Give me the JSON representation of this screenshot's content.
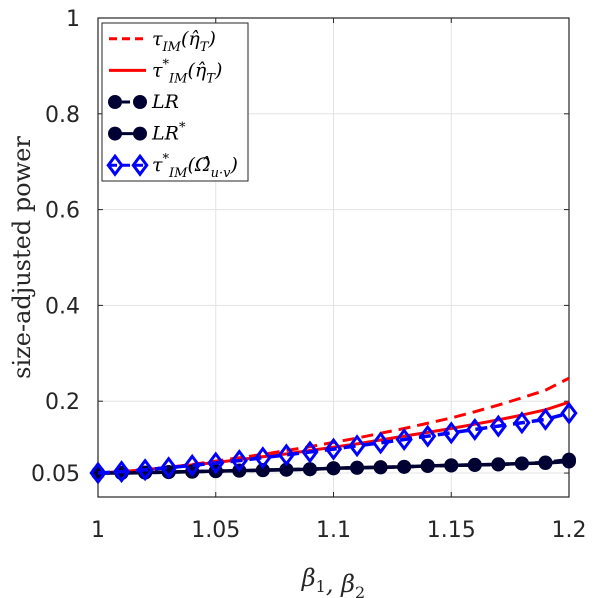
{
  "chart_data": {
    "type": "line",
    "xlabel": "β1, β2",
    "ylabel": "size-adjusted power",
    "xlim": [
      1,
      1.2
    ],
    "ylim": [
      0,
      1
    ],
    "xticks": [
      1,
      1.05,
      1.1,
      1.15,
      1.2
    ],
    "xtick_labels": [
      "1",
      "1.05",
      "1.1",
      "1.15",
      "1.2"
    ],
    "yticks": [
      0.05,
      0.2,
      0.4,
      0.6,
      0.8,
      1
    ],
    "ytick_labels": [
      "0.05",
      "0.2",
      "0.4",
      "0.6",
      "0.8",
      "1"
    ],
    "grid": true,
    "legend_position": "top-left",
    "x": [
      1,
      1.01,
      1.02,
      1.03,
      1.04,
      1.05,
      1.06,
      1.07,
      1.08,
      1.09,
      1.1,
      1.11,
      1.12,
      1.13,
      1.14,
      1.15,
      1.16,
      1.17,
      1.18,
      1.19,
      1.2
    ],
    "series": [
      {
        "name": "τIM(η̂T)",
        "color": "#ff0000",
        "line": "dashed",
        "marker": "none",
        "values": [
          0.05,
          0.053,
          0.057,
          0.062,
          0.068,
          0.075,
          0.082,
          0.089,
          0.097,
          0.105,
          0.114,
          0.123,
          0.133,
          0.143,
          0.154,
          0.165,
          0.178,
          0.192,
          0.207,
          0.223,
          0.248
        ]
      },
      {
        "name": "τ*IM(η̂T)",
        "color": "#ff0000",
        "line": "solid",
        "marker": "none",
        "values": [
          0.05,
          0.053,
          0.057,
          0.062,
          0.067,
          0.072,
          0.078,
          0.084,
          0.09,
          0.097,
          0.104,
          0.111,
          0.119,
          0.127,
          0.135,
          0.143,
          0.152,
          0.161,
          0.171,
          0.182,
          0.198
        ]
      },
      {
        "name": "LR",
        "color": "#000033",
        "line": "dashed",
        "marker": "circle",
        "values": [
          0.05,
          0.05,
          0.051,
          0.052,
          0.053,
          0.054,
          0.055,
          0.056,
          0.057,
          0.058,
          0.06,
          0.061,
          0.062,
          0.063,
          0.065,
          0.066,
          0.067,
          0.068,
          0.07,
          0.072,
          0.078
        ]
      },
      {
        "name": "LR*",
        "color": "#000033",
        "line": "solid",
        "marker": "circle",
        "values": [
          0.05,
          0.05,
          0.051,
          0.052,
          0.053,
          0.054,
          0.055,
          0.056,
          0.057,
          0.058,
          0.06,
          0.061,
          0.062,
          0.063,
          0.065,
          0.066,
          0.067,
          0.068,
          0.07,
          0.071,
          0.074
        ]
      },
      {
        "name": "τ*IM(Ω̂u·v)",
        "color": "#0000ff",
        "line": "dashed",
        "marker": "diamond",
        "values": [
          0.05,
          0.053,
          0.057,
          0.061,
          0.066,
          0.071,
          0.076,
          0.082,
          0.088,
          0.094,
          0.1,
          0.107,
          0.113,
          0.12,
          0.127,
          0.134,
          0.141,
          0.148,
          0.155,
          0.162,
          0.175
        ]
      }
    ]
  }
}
________
> BRIEF
Within the listing above, find every line containing the string "name" and return it.

> TASK RESPONSE
        "name": "τIM(η̂T)",
        "name": "τ*IM(η̂T)",
        "name": "LR",
        "name": "LR*",
        "name": "τ*IM(Ω̂u·v)",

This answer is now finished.